Data entries
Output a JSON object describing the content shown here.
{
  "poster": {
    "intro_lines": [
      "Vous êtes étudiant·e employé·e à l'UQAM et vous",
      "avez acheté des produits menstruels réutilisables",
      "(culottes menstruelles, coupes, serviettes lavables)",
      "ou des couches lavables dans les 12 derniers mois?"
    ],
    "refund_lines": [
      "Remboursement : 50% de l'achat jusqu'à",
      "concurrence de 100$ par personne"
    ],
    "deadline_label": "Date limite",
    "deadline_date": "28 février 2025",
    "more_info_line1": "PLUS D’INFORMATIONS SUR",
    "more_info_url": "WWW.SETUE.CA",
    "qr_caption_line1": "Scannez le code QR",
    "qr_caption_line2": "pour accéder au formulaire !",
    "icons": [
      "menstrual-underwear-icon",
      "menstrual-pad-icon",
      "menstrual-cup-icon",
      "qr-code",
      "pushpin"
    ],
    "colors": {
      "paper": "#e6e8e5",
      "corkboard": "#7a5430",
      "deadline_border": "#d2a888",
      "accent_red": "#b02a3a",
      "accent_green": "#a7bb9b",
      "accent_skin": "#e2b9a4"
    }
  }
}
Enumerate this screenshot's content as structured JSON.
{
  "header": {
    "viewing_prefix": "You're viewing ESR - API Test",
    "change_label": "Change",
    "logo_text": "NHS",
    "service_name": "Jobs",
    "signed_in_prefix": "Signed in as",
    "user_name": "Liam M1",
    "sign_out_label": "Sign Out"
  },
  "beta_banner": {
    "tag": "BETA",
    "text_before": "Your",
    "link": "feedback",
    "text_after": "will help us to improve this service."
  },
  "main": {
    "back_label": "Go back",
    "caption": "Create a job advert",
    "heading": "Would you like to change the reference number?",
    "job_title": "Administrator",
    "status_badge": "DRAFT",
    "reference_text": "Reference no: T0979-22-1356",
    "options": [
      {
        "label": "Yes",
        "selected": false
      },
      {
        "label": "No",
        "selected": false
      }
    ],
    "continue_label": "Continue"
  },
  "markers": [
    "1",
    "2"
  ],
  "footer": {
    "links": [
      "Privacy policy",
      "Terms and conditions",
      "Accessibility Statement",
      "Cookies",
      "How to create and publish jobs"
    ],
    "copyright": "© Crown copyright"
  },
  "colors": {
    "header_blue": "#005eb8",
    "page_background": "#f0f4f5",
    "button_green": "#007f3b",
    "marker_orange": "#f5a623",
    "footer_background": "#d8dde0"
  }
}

■ Instruction ■
Can you restate every record above word for word?

■ Answer to the exercise ■
Output a JSON object describing the content shown here.
{
  "poster": {
    "intro_lines": [
      "Vous êtes étudiant·e employé·e à l'UQAM et vous",
      "avez acheté des produits menstruels réutilisables",
      "(culottes menstruelles, coupes, serviettes lavables)",
      "ou des couches lavables dans les 12 derniers mois?"
    ],
    "refund_lines": [
      "Remboursement : 50% de l'achat jusqu'à",
      "concurrence de 100$ par personne"
    ],
    "deadline_label": "Date limite",
    "deadline_date": "28 février 2025",
    "more_info_line1": "PLUS D’INFORMATIONS SUR",
    "more_info_url": "WWW.SETUE.CA",
    "qr_caption_line1": "Scannez le code QR",
    "qr_caption_line2": "pour accéder au formulaire !",
    "icons": [
      "menstrual-underwear-icon",
      "menstrual-pad-icon",
      "menstrual-cup-icon",
      "qr-code",
      "pushpin"
    ],
    "colors": {
      "paper": "#e6e8e5",
      "corkboard": "#7a5430",
      "deadline_border": "#d2a888",
      "accent_red": "#b02a3a",
      "accent_green": "#a7bb9b",
      "accent_skin": "#e2b9a4"
    }
  }
}
Enumerate this screenshot's content as structured JSON.
{
  "header": {
    "viewing_prefix": "You're viewing ESR - API Test",
    "change_label": "Change",
    "logo_text": "NHS",
    "service_name": "Jobs",
    "signed_in_prefix": "Signed in as",
    "user_name": "Liam M1",
    "sign_out_label": "Sign Out"
  },
  "beta_banner": {
    "tag": "BETA",
    "text_before": "Your",
    "link": "feedback",
    "text_after": "will help us to improve this service."
  },
  "main": {
    "back_label": "Go back",
    "caption": "Create a job advert",
    "heading": "Would you like to change the reference number?",
    "job_title": "Administrator",
    "status_badge": "DRAFT",
    "reference_text": "Reference no: T0979-22-1356",
    "options": [
      {
        "label": "Yes",
        "selected": false
      },
      {
        "label": "No",
        "selected": false
      }
    ],
    "continue_label": "Continue"
  },
  "markers": [
    "1",
    "2"
  ],
  "footer": {
    "links": [
      "Privacy policy",
      "Terms and conditions",
      "Accessibility Statement",
      "Cookies",
      "How to create and publish jobs"
    ],
    "copyright": "© Crown copyright"
  },
  "colors": {
    "header_blue": "#005eb8",
    "page_background": "#f0f4f5",
    "button_green": "#007f3b",
    "marker_orange": "#f5a623",
    "footer_background": "#d8dde0"
  }
}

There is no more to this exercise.